### Provided material

⟨

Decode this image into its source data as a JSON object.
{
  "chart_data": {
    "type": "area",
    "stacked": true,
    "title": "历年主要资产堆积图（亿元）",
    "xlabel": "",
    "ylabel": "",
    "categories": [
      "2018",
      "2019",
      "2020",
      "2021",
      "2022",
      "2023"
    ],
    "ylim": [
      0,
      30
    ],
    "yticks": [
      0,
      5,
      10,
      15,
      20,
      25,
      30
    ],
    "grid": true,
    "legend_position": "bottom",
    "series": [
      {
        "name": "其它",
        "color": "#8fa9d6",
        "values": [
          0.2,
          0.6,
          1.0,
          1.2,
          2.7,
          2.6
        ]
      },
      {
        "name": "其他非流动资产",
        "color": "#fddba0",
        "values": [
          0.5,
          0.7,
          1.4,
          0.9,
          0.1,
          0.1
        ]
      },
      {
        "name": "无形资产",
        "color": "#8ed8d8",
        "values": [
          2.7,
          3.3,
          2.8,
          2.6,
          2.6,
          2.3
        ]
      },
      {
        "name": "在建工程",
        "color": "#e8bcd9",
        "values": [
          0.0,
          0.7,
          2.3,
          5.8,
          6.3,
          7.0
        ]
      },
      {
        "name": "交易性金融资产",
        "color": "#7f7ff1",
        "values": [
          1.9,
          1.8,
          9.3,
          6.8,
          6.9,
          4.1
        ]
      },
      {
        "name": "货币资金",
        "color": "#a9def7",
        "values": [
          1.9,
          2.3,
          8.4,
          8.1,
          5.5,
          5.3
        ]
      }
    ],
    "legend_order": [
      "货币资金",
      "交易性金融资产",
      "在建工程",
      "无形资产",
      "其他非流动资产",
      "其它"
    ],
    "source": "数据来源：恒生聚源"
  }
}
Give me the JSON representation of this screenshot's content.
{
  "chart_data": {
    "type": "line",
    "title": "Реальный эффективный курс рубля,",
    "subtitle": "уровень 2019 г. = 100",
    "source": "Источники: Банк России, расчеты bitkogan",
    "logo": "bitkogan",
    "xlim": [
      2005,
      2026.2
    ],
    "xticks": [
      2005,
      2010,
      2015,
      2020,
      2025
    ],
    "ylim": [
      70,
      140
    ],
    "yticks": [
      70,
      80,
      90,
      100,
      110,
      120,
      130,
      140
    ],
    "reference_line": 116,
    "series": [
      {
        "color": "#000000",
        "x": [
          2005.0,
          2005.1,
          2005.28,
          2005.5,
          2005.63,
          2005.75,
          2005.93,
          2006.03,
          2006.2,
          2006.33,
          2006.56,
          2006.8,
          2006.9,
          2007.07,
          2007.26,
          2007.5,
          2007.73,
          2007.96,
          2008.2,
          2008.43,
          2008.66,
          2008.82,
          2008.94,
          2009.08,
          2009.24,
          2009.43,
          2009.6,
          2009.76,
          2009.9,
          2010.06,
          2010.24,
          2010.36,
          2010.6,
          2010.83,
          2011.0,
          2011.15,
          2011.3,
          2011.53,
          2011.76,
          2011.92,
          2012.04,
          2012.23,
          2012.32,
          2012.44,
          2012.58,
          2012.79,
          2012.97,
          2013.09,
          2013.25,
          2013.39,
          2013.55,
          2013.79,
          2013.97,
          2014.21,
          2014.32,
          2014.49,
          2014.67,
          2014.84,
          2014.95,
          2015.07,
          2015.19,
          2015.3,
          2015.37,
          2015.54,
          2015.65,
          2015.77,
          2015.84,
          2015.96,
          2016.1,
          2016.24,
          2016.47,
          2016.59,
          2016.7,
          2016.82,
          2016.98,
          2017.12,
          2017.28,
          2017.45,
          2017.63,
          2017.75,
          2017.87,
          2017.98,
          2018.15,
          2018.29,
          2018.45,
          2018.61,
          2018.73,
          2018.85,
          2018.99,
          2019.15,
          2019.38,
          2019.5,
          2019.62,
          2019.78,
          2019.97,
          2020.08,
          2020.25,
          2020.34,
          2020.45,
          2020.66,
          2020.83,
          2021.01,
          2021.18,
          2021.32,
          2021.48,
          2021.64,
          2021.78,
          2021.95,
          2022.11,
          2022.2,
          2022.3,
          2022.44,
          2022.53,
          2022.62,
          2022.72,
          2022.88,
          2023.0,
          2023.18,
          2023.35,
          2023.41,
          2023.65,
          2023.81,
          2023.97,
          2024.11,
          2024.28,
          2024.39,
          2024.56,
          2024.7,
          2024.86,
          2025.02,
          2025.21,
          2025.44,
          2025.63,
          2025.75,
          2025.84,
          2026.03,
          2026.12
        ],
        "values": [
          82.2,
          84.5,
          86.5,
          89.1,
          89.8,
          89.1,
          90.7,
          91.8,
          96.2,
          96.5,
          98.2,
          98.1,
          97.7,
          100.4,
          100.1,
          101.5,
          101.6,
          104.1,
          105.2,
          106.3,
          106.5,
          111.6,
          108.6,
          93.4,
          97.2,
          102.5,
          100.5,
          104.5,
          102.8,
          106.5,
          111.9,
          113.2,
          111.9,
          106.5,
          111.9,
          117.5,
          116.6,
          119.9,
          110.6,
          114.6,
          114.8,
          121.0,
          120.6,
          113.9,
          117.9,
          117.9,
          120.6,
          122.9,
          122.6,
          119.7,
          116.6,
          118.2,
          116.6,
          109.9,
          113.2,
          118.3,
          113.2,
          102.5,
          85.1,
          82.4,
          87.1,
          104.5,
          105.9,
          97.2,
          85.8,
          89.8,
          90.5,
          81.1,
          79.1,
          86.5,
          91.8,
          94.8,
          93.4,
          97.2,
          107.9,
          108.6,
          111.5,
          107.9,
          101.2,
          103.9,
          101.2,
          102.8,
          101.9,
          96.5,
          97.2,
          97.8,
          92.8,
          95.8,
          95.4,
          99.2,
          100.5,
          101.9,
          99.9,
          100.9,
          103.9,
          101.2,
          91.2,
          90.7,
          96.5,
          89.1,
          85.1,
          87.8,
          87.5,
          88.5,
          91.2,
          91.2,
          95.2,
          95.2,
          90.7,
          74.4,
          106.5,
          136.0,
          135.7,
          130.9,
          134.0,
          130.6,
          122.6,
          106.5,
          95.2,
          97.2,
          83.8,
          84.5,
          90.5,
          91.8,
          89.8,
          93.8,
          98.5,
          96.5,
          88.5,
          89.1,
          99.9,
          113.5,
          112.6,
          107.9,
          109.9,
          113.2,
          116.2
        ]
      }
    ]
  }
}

⟩

### Exercise brief
Without omitting anything, output the entries exactly.

### Written response
Decode this image into its source data as a JSON object.
{
  "chart_data": {
    "type": "area",
    "stacked": true,
    "title": "历年主要资产堆积图（亿元）",
    "xlabel": "",
    "ylabel": "",
    "categories": [
      "2018",
      "2019",
      "2020",
      "2021",
      "2022",
      "2023"
    ],
    "ylim": [
      0,
      30
    ],
    "yticks": [
      0,
      5,
      10,
      15,
      20,
      25,
      30
    ],
    "grid": true,
    "legend_position": "bottom",
    "series": [
      {
        "name": "其它",
        "color": "#8fa9d6",
        "values": [
          0.2,
          0.6,
          1.0,
          1.2,
          2.7,
          2.6
        ]
      },
      {
        "name": "其他非流动资产",
        "color": "#fddba0",
        "values": [
          0.5,
          0.7,
          1.4,
          0.9,
          0.1,
          0.1
        ]
      },
      {
        "name": "无形资产",
        "color": "#8ed8d8",
        "values": [
          2.7,
          3.3,
          2.8,
          2.6,
          2.6,
          2.3
        ]
      },
      {
        "name": "在建工程",
        "color": "#e8bcd9",
        "values": [
          0.0,
          0.7,
          2.3,
          5.8,
          6.3,
          7.0
        ]
      },
      {
        "name": "交易性金融资产",
        "color": "#7f7ff1",
        "values": [
          1.9,
          1.8,
          9.3,
          6.8,
          6.9,
          4.1
        ]
      },
      {
        "name": "货币资金",
        "color": "#a9def7",
        "values": [
          1.9,
          2.3,
          8.4,
          8.1,
          5.5,
          5.3
        ]
      }
    ],
    "legend_order": [
      "货币资金",
      "交易性金融资产",
      "在建工程",
      "无形资产",
      "其他非流动资产",
      "其它"
    ],
    "source": "数据来源：恒生聚源"
  }
}
Give me the JSON representation of this screenshot's content.
{
  "chart_data": {
    "type": "line",
    "title": "Реальный эффективный курс рубля,",
    "subtitle": "уровень 2019 г. = 100",
    "source": "Источники: Банк России, расчеты bitkogan",
    "logo": "bitkogan",
    "xlim": [
      2005,
      2026.2
    ],
    "xticks": [
      2005,
      2010,
      2015,
      2020,
      2025
    ],
    "ylim": [
      70,
      140
    ],
    "yticks": [
      70,
      80,
      90,
      100,
      110,
      120,
      130,
      140
    ],
    "reference_line": 116,
    "series": [
      {
        "color": "#000000",
        "x": [
          2005.0,
          2005.1,
          2005.28,
          2005.5,
          2005.63,
          2005.75,
          2005.93,
          2006.03,
          2006.2,
          2006.33,
          2006.56,
          2006.8,
          2006.9,
          2007.07,
          2007.26,
          2007.5,
          2007.73,
          2007.96,
          2008.2,
          2008.43,
          2008.66,
          2008.82,
          2008.94,
          2009.08,
          2009.24,
          2009.43,
          2009.6,
          2009.76,
          2009.9,
          2010.06,
          2010.24,
          2010.36,
          2010.6,
          2010.83,
          2011.0,
          2011.15,
          2011.3,
          2011.53,
          2011.76,
          2011.92,
          2012.04,
          2012.23,
          2012.32,
          2012.44,
          2012.58,
          2012.79,
          2012.97,
          2013.09,
          2013.25,
          2013.39,
          2013.55,
          2013.79,
          2013.97,
          2014.21,
          2014.32,
          2014.49,
          2014.67,
          2014.84,
          2014.95,
          2015.07,
          2015.19,
          2015.3,
          2015.37,
          2015.54,
          2015.65,
          2015.77,
          2015.84,
          2015.96,
          2016.1,
          2016.24,
          2016.47,
          2016.59,
          2016.7,
          2016.82,
          2016.98,
          2017.12,
          2017.28,
          2017.45,
          2017.63,
          2017.75,
          2017.87,
          2017.98,
          2018.15,
          2018.29,
          2018.45,
          2018.61,
          2018.73,
          2018.85,
          2018.99,
          2019.15,
          2019.38,
          2019.5,
          2019.62,
          2019.78,
          2019.97,
          2020.08,
          2020.25,
          2020.34,
          2020.45,
          2020.66,
          2020.83,
          2021.01,
          2021.18,
          2021.32,
          2021.48,
          2021.64,
          2021.78,
          2021.95,
          2022.11,
          2022.2,
          2022.3,
          2022.44,
          2022.53,
          2022.62,
          2022.72,
          2022.88,
          2023.0,
          2023.18,
          2023.35,
          2023.41,
          2023.65,
          2023.81,
          2023.97,
          2024.11,
          2024.28,
          2024.39,
          2024.56,
          2024.7,
          2024.86,
          2025.02,
          2025.21,
          2025.44,
          2025.63,
          2025.75,
          2025.84,
          2026.03,
          2026.12
        ],
        "values": [
          82.2,
          84.5,
          86.5,
          89.1,
          89.8,
          89.1,
          90.7,
          91.8,
          96.2,
          96.5,
          98.2,
          98.1,
          97.7,
          100.4,
          100.1,
          101.5,
          101.6,
          104.1,
          105.2,
          106.3,
          106.5,
          111.6,
          108.6,
          93.4,
          97.2,
          102.5,
          100.5,
          104.5,
          102.8,
          106.5,
          111.9,
          113.2,
          111.9,
          106.5,
          111.9,
          117.5,
          116.6,
          119.9,
          110.6,
          114.6,
          114.8,
          121.0,
          120.6,
          113.9,
          117.9,
          117.9,
          120.6,
          122.9,
          122.6,
          119.7,
          116.6,
          118.2,
          116.6,
          109.9,
          113.2,
          118.3,
          113.2,
          102.5,
          85.1,
          82.4,
          87.1,
          104.5,
          105.9,
          97.2,
          85.8,
          89.8,
          90.5,
          81.1,
          79.1,
          86.5,
          91.8,
          94.8,
          93.4,
          97.2,
          107.9,
          108.6,
          111.5,
          107.9,
          101.2,
          103.9,
          101.2,
          102.8,
          101.9,
          96.5,
          97.2,
          97.8,
          92.8,
          95.8,
          95.4,
          99.2,
          100.5,
          101.9,
          99.9,
          100.9,
          103.9,
          101.2,
          91.2,
          90.7,
          96.5,
          89.1,
          85.1,
          87.8,
          87.5,
          88.5,
          91.2,
          91.2,
          95.2,
          95.2,
          90.7,
          74.4,
          106.5,
          136.0,
          135.7,
          130.9,
          134.0,
          130.6,
          122.6,
          106.5,
          95.2,
          97.2,
          83.8,
          84.5,
          90.5,
          91.8,
          89.8,
          93.8,
          98.5,
          96.5,
          88.5,
          89.1,
          99.9,
          113.5,
          112.6,
          107.9,
          109.9,
          113.2,
          116.2
        ]
      }
    ]
  }
}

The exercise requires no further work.